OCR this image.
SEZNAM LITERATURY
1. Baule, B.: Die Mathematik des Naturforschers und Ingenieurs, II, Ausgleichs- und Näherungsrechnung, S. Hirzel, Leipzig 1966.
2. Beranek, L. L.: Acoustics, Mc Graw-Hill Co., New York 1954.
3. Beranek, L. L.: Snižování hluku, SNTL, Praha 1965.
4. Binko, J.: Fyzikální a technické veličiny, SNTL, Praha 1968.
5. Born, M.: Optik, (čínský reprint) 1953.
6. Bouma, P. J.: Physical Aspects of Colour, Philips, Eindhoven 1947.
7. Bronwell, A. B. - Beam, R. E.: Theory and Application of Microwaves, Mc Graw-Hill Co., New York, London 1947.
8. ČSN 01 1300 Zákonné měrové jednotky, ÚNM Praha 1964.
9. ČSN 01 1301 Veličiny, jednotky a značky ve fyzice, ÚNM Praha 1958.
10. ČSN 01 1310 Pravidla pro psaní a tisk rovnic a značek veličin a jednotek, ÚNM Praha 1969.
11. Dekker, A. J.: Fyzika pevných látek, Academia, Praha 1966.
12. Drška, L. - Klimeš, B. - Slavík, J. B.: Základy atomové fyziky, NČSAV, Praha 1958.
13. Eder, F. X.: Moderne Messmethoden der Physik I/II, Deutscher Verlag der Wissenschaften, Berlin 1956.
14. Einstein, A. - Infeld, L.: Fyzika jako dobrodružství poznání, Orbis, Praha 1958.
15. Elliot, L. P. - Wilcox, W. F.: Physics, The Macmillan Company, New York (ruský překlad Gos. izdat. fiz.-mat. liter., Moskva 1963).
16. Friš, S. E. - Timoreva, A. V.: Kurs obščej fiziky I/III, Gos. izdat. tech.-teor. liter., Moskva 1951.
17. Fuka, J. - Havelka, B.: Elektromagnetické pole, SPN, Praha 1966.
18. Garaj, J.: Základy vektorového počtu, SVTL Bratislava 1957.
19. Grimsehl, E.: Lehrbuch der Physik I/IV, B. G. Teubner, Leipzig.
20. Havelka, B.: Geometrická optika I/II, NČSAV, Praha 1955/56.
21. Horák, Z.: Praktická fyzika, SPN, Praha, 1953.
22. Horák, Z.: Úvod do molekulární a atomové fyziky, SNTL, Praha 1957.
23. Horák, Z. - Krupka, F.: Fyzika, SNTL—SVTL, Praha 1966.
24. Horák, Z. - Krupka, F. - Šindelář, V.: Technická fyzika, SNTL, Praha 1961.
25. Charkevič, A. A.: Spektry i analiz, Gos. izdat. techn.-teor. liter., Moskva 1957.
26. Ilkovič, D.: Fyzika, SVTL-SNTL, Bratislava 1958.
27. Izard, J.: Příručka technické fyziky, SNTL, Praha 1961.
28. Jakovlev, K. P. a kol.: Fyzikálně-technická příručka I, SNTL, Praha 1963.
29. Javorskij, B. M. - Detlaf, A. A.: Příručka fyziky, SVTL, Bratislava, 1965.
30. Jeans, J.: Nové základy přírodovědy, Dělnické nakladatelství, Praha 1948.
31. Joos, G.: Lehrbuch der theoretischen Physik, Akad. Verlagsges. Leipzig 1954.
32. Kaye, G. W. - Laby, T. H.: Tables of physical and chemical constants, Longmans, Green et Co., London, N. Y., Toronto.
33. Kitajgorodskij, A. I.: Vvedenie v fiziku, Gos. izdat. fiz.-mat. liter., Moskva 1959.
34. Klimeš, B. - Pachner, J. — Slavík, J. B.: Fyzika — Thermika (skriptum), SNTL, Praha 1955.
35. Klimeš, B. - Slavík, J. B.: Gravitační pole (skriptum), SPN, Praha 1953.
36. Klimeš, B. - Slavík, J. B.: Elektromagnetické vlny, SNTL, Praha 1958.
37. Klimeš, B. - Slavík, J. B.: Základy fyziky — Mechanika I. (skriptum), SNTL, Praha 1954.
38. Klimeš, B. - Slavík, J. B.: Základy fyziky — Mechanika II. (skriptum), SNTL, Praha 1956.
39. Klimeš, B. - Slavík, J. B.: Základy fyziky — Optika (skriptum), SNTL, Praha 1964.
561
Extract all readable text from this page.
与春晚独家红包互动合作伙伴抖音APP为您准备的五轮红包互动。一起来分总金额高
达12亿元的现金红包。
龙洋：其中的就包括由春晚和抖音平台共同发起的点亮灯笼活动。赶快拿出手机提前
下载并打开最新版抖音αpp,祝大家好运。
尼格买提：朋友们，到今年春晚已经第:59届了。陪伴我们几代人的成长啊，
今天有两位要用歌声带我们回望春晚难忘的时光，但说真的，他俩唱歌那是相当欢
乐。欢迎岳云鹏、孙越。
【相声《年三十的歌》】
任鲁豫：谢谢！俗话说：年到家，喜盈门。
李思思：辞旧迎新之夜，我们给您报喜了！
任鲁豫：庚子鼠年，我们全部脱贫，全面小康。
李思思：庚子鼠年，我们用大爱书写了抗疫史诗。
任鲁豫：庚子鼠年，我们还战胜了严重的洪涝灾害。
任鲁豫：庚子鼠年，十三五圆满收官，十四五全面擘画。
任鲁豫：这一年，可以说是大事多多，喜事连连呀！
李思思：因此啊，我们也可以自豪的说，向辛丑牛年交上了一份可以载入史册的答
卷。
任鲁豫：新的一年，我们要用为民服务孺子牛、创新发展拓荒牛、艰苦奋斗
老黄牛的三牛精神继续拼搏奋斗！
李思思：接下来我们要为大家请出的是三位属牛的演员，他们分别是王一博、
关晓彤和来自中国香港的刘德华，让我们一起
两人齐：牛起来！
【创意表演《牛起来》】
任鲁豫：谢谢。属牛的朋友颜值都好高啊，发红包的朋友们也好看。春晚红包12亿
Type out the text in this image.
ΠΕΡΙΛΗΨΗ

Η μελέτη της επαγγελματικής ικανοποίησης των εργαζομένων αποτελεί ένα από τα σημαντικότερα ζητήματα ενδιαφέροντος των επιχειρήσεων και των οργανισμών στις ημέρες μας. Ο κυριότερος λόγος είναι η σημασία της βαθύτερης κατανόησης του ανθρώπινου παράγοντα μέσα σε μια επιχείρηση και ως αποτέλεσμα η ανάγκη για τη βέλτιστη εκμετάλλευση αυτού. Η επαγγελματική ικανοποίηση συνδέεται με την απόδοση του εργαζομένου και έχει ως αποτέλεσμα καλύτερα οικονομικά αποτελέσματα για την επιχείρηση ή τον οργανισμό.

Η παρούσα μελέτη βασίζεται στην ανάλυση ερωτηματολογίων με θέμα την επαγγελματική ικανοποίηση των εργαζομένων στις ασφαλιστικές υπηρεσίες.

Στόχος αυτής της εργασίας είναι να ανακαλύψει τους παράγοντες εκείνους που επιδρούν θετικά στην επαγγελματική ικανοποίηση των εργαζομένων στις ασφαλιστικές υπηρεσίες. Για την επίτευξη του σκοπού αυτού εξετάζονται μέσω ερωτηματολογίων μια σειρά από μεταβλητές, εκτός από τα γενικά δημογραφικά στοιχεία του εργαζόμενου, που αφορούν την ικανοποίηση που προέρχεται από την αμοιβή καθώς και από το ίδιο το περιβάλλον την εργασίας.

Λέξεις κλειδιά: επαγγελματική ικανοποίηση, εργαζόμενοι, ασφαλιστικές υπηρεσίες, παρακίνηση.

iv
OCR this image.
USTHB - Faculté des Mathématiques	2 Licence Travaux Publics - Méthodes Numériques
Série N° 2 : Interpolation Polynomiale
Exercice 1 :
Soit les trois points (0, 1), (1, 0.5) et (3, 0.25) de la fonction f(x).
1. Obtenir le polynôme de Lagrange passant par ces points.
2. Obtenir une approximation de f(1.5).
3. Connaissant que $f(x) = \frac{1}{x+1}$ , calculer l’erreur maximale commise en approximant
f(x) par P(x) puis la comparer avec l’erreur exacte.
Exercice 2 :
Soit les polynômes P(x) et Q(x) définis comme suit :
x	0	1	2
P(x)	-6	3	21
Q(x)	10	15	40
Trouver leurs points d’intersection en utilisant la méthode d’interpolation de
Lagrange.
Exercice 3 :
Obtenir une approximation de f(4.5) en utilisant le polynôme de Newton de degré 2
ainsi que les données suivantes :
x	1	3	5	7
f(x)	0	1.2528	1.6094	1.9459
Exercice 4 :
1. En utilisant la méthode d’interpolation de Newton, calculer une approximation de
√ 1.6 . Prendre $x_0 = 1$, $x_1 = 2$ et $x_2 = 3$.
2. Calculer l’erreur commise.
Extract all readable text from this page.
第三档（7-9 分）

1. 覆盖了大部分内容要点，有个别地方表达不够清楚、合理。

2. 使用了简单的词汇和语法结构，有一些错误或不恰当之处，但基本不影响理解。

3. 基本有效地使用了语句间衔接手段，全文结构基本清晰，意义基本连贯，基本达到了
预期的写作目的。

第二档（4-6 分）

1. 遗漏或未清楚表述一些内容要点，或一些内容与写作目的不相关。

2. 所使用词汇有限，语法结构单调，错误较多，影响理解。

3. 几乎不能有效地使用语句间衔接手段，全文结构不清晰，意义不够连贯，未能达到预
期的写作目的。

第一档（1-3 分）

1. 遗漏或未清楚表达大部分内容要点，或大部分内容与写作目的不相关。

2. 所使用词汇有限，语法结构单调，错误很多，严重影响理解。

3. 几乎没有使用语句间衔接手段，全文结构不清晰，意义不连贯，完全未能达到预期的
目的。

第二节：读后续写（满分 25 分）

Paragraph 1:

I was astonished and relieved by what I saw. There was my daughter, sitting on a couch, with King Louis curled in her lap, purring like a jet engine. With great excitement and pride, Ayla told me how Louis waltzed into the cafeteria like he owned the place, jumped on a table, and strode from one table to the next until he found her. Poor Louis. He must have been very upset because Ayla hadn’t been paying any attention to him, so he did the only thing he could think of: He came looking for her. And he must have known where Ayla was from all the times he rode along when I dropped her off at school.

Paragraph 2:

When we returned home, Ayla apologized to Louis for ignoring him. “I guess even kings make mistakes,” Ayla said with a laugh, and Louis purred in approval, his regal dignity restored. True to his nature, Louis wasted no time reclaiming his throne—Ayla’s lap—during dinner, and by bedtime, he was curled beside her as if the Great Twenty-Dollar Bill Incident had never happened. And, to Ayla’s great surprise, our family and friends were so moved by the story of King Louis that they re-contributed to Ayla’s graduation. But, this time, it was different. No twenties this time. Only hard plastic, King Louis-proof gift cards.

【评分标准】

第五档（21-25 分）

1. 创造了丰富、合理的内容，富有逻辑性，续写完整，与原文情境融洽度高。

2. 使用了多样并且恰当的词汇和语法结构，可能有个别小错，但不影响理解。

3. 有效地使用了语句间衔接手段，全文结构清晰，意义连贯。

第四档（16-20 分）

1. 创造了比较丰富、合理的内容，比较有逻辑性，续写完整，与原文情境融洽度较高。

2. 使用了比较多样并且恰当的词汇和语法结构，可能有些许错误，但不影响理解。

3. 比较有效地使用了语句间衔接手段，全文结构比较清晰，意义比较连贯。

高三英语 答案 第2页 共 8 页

######

> _Aim_: Single out each line of the records above with the string "York" in it, and copy it.

> _Written response_:
2. Beranek, L. L.: Acoustics, Mc Graw-Hill Co., New York 1954.
7. Bronwell, A. B. - Beam, R. E.: Theory and Application of Microwaves, Mc Graw-Hill Co., New York, London 1947.
15. Elliot, L. P. - Wilcox, W. F.: Physics, The Macmillan Company, New York (ruský překlad Gos. izdat. fiz.-mat. liter., Moskva 1963).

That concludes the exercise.